◆ **Problema posto**: Mostra tutte le righe delle voci qui sotto in cui compare la parola "with", copiandole senza cambiare nulla.

◆ **Voci del dataset**:
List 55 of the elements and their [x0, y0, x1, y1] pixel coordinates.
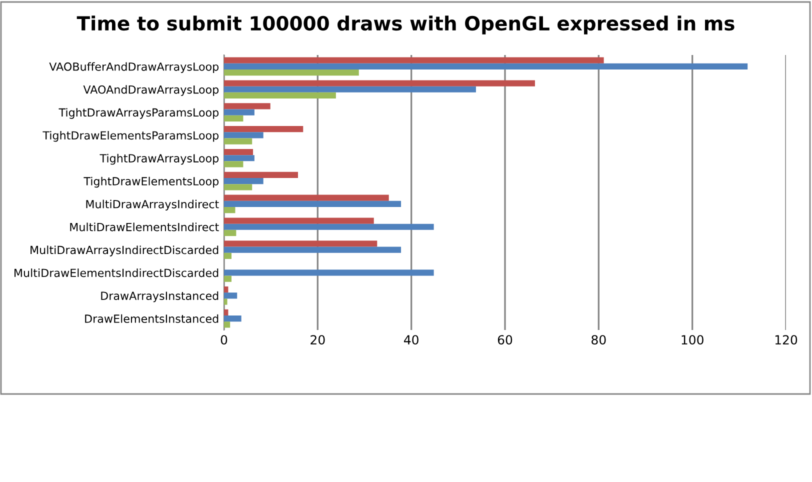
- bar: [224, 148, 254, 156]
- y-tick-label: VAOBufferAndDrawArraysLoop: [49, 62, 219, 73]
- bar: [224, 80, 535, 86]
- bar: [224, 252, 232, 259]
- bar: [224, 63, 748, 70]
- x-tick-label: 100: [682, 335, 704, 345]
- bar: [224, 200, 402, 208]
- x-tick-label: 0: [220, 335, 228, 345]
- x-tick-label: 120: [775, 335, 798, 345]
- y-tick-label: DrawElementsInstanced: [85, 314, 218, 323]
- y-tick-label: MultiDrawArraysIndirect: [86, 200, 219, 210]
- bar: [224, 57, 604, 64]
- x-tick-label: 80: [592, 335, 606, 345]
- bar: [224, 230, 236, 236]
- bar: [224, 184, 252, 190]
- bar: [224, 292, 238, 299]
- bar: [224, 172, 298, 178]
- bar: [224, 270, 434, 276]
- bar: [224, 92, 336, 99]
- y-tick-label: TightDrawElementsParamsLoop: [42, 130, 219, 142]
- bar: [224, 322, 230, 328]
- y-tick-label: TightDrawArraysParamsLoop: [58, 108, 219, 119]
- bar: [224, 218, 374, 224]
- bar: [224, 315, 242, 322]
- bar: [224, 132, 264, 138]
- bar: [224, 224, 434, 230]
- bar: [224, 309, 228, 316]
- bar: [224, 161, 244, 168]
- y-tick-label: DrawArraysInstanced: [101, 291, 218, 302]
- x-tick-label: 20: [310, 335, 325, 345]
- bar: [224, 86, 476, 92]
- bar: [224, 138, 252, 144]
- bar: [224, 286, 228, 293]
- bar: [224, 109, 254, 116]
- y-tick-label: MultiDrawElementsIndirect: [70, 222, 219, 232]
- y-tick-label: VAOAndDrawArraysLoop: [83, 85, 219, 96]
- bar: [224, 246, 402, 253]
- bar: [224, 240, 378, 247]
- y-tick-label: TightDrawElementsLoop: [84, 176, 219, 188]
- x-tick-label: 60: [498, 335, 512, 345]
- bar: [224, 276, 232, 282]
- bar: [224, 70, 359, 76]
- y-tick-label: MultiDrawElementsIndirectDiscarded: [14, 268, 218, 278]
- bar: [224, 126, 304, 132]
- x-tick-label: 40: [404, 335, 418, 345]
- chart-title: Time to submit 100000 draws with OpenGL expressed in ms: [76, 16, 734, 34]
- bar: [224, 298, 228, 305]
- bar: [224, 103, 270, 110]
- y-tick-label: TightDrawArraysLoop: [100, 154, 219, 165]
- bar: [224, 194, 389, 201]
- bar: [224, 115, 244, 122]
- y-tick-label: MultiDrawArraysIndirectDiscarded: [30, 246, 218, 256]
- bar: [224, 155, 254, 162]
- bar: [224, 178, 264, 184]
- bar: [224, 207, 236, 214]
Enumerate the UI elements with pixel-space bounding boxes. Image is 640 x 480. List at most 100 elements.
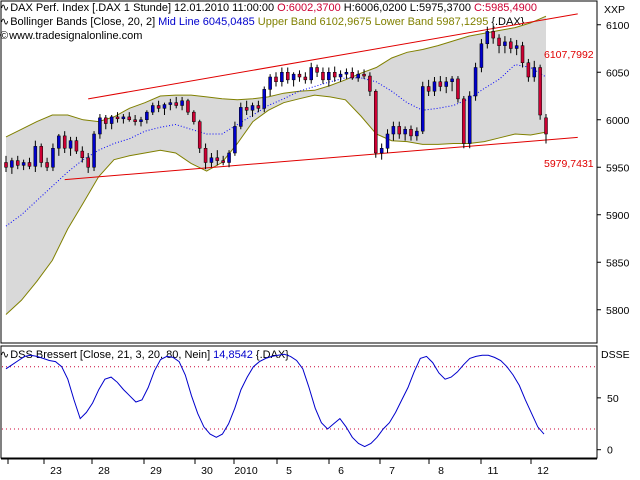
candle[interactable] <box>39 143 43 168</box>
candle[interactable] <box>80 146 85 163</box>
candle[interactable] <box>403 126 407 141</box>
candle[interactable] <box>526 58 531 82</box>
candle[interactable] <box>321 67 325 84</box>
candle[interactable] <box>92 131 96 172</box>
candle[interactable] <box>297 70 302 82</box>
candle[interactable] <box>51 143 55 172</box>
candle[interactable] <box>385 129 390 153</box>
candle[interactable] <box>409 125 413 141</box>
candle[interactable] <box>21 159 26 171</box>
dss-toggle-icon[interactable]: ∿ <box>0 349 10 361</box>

◆ **Risposta al compito**:
- chart-title: Time to submit 100000 draws with OpenGL expressed in ms: [76, 16, 734, 34]
Enumerate the UI elements with pixel-space bounding boxes. Image is 640 x 480. List at most 100 elements.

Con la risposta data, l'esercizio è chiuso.